━━ Listed records

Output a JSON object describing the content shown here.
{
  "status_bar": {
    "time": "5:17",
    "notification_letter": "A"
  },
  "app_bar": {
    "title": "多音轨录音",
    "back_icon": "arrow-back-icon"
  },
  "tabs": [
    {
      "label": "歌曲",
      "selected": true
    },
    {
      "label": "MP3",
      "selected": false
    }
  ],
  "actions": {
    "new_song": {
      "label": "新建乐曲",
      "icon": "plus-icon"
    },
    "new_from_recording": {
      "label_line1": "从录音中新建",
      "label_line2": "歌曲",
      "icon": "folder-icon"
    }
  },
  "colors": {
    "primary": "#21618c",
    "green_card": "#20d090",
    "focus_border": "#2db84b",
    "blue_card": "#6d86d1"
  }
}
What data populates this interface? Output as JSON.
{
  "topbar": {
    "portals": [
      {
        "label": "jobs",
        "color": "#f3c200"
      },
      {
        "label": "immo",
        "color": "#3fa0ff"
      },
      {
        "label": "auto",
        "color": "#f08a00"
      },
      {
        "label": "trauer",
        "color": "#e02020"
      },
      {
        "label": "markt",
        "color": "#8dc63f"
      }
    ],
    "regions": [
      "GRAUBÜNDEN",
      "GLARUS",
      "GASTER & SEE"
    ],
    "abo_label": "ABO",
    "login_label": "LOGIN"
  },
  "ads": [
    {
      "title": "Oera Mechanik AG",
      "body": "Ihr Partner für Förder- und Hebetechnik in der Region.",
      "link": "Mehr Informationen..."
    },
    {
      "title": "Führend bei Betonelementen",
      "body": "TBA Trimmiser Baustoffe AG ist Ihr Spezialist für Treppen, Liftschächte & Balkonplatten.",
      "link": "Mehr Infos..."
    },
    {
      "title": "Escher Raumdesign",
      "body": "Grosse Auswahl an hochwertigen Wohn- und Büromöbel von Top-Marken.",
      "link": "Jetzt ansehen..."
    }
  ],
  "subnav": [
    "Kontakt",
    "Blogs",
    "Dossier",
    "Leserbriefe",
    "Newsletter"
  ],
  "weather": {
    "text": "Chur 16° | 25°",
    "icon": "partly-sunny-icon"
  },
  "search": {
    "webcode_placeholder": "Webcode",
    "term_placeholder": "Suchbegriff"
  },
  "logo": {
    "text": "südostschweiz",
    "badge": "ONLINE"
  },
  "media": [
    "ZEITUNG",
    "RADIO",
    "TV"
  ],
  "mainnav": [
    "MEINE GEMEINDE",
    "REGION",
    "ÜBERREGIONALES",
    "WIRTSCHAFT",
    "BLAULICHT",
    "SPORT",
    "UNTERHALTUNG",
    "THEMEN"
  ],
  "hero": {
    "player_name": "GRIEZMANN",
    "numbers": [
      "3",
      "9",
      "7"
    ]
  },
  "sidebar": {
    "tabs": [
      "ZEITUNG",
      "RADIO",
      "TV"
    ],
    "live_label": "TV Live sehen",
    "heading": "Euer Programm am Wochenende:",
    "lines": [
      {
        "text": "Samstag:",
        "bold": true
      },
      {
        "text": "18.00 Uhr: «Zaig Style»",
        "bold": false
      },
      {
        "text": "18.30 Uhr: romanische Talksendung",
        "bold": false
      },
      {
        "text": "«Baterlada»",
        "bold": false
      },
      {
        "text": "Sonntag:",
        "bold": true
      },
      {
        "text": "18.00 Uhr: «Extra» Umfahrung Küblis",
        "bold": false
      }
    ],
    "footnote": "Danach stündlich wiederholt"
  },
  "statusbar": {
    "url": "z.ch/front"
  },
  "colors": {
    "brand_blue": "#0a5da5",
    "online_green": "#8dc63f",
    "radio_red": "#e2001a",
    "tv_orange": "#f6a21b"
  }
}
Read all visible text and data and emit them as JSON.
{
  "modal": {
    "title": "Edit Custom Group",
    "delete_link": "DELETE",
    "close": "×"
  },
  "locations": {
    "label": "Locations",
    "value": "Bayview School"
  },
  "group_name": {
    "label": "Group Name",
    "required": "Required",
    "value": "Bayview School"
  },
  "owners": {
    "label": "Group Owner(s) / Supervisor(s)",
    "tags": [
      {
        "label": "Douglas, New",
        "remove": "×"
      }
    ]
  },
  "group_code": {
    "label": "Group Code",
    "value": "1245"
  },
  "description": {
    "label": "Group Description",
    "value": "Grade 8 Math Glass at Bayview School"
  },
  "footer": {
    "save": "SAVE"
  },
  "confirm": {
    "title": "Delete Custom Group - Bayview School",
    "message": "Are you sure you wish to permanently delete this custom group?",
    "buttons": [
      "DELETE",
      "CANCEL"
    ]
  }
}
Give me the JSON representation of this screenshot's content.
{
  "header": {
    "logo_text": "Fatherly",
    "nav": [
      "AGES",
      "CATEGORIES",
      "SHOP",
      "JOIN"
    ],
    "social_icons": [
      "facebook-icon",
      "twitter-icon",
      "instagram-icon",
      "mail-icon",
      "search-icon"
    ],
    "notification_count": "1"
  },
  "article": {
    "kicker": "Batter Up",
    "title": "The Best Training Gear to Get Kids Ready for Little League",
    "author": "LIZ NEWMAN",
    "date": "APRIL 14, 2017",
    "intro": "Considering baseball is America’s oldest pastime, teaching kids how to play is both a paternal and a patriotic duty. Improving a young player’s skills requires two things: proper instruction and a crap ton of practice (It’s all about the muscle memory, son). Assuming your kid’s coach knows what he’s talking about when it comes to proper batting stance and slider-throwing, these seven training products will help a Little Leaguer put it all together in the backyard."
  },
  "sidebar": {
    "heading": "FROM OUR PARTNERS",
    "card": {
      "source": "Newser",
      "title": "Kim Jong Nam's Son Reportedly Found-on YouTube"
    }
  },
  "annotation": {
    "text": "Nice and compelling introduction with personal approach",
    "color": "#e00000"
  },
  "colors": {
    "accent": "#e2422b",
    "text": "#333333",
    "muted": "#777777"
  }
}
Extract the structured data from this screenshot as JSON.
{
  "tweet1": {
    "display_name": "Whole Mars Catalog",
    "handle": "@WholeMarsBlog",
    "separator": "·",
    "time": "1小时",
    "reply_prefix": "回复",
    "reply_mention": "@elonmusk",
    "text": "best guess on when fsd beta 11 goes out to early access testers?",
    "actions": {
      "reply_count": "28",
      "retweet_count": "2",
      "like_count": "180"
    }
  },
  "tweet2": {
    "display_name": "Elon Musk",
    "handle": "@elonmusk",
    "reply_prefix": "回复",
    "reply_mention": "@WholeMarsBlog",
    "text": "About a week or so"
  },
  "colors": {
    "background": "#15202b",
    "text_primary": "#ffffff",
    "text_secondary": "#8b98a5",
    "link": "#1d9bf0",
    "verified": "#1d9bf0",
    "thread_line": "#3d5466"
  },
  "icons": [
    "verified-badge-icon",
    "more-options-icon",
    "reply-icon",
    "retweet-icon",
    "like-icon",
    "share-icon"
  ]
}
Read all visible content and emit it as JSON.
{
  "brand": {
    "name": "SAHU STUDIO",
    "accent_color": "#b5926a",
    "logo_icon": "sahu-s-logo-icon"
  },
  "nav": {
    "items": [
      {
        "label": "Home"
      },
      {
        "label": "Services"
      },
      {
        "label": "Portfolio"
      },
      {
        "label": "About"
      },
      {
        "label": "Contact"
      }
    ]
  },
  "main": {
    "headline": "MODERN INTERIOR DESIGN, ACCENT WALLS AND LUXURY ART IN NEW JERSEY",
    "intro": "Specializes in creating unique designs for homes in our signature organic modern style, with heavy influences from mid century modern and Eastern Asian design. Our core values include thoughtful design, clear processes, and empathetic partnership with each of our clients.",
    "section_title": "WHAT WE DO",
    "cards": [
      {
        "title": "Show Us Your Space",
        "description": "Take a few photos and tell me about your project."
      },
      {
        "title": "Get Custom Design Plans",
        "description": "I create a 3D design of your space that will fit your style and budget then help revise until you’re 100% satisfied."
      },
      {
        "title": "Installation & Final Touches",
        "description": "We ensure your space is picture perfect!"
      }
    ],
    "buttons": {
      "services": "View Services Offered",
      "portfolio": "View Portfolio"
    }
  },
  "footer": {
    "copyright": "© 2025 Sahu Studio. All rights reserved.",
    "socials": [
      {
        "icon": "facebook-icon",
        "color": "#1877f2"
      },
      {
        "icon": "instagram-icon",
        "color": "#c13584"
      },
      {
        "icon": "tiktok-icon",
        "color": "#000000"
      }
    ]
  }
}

━━━━

Above are the records. Identify each line that contains the word "data".

* [Output below]:
What data populates this interface? Output as JSON.
Read all visible text and data and emit them as JSON.
Extract the structured data from this screenshot as JSON.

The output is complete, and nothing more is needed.